[Source data]
::::

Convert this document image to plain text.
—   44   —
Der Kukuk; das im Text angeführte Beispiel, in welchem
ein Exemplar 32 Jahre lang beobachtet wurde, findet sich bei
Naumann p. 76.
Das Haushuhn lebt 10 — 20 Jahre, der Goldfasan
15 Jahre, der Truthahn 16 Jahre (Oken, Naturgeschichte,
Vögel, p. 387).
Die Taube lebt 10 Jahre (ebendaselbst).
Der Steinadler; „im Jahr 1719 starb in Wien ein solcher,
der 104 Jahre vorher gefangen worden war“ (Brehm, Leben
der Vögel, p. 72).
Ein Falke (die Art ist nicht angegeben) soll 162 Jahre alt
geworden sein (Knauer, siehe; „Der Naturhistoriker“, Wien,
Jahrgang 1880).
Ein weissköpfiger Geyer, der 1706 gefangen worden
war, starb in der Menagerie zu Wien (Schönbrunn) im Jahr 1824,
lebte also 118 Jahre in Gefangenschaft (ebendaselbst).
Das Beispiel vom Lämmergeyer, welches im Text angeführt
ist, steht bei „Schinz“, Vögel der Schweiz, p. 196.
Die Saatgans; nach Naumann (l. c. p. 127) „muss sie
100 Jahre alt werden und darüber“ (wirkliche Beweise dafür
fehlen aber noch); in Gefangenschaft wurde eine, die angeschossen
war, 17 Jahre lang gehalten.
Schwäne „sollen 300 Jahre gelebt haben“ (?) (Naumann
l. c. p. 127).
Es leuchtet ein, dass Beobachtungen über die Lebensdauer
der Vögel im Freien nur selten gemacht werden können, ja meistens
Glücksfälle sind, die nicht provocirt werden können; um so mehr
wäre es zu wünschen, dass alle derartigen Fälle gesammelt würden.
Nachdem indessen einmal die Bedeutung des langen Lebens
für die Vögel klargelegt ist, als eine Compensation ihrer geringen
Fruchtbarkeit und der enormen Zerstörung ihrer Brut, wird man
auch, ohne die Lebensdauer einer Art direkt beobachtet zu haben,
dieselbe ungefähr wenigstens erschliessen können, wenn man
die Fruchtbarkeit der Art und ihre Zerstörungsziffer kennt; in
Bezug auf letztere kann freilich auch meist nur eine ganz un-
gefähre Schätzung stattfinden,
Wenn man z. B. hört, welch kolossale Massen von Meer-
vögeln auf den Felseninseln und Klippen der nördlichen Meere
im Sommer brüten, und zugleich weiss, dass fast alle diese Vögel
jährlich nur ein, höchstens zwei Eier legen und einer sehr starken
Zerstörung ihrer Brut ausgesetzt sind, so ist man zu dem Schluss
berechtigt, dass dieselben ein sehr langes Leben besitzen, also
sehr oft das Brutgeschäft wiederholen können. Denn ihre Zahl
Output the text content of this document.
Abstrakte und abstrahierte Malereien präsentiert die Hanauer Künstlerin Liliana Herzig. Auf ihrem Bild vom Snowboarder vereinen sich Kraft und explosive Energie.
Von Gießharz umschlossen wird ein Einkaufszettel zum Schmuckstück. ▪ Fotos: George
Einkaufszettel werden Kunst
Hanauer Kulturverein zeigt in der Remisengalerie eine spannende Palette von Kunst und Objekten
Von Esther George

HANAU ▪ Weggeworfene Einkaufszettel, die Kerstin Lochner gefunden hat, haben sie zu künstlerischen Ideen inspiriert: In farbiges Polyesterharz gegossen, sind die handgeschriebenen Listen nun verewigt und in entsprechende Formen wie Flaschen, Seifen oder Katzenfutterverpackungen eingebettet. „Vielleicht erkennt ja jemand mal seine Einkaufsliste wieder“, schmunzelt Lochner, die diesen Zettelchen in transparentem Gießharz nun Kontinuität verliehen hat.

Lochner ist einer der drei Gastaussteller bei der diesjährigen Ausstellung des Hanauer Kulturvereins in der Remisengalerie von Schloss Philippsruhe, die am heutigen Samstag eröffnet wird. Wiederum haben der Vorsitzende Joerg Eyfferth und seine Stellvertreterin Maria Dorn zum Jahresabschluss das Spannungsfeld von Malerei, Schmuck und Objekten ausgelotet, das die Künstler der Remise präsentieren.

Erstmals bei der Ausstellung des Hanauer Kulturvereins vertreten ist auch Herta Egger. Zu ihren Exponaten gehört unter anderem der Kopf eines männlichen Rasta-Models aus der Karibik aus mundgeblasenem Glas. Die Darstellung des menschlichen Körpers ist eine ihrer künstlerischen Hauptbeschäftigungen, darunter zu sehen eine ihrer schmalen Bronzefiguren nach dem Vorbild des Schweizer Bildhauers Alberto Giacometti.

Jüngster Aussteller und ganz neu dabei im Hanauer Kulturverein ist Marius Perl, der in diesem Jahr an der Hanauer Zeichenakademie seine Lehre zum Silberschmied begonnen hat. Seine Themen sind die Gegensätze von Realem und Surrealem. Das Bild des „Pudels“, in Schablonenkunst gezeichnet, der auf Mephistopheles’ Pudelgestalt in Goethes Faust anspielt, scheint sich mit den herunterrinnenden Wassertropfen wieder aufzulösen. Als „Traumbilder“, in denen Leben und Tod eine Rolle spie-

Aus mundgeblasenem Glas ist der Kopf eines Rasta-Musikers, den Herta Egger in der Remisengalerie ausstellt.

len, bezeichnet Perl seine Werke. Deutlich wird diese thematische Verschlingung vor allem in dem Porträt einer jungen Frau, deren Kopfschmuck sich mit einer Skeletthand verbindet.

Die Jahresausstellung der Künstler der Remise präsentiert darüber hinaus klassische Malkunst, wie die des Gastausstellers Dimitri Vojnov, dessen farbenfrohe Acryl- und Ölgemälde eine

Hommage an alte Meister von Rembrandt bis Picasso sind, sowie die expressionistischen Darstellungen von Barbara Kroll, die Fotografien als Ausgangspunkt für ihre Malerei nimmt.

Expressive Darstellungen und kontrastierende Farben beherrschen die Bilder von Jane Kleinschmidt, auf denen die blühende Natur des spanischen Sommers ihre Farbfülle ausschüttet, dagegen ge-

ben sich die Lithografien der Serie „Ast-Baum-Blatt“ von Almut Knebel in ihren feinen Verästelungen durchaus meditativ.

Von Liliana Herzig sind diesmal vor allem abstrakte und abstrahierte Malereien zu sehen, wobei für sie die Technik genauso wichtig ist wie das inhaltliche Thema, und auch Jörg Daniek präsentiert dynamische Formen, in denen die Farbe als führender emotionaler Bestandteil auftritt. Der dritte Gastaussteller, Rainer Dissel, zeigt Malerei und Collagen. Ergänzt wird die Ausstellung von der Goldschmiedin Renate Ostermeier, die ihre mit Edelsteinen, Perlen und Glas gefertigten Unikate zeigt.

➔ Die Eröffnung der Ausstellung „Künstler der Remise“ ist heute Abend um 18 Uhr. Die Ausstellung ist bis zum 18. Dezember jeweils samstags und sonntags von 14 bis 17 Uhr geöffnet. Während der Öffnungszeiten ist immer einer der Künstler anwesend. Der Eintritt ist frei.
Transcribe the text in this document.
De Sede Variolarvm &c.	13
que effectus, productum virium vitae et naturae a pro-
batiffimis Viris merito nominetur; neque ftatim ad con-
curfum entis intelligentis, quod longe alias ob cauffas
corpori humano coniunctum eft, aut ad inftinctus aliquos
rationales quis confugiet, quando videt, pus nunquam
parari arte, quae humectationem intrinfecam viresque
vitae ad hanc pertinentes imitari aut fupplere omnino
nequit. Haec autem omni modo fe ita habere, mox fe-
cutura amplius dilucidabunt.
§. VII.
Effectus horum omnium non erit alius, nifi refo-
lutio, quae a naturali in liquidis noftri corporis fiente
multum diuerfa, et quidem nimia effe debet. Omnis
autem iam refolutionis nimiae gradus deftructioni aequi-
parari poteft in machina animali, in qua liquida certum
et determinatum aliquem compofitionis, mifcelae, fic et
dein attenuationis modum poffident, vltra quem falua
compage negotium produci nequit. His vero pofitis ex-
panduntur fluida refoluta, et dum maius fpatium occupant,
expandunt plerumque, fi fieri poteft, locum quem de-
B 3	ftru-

::::

* WHAT TO PRODUCE *
Go through the listing above and return every line where the word "document" occurs.

* ANSWER *
Convert this document image to plain text.
Output the text content of this document.
Transcribe the text in this document.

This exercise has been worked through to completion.